The records

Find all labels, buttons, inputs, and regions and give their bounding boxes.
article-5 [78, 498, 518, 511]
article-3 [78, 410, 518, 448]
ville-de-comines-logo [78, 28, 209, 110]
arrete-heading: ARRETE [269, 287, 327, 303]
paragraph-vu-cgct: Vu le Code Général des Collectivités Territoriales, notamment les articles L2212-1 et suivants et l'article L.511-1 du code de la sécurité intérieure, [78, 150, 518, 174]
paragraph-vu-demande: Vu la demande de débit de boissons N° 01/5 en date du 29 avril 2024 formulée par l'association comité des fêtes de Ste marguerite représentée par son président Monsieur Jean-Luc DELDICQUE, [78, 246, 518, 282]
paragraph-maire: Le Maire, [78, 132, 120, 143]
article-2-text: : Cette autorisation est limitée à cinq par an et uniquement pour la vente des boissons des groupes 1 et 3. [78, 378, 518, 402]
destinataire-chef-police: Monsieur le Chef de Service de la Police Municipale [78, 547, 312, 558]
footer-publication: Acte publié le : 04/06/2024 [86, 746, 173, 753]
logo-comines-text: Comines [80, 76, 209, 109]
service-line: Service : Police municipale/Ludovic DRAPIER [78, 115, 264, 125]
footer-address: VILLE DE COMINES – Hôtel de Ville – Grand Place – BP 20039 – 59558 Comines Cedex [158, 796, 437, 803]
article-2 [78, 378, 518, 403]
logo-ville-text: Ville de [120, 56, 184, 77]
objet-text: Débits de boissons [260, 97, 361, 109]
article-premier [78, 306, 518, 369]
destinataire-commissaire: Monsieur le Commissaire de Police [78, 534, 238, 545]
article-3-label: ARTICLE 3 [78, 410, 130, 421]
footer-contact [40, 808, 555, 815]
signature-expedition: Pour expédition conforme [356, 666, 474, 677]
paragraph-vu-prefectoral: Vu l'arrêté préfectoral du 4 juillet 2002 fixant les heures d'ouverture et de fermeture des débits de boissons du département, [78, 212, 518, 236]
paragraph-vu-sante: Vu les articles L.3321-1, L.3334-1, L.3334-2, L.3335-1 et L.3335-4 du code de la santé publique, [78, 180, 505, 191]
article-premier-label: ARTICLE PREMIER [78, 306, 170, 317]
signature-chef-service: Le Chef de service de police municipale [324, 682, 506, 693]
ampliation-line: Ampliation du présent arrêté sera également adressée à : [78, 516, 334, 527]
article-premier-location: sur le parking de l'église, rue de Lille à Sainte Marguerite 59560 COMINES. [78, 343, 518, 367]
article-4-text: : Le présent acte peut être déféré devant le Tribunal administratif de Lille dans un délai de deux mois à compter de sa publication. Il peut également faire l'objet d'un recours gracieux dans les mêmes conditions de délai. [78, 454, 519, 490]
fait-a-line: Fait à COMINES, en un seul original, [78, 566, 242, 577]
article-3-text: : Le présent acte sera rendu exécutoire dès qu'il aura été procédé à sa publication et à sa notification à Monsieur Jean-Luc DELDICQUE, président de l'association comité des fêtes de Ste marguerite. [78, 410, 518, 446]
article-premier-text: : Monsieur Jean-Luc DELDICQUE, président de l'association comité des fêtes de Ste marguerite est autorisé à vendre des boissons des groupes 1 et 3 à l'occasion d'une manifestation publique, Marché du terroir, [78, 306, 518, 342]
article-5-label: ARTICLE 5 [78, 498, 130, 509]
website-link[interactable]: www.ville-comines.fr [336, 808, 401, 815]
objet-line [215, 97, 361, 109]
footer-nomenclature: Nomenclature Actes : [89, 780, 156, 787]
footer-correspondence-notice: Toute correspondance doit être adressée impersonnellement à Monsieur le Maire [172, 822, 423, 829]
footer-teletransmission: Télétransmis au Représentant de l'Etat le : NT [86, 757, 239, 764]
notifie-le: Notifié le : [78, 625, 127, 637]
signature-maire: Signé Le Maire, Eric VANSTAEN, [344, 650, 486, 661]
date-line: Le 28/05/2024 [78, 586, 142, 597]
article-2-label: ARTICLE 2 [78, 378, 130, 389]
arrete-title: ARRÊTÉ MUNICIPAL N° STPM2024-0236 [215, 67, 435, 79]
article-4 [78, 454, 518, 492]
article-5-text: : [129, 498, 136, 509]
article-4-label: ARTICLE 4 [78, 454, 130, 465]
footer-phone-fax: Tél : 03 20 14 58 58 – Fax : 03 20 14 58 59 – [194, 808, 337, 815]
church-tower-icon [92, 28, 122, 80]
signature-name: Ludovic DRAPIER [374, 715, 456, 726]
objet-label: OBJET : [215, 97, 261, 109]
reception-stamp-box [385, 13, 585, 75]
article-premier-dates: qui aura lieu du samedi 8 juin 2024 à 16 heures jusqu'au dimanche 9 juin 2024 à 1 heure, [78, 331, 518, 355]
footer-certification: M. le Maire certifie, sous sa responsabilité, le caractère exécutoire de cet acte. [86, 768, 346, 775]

Task instructions
Rewrite the lines from the first one up to and including the line with "arrete-heading: ARRETE [269, 287, 327, 303]", putting "coordinates" in place of "bounding boxes" and keeping everything else the same.

Solution to this problem
Find all labels, buttons, inputs, and regions and give their coordinates.
article-5 [78, 498, 518, 511]
article-3 [78, 410, 518, 448]
ville-de-comines-logo [78, 28, 209, 110]
arrete-heading: ARRETE [269, 287, 327, 303]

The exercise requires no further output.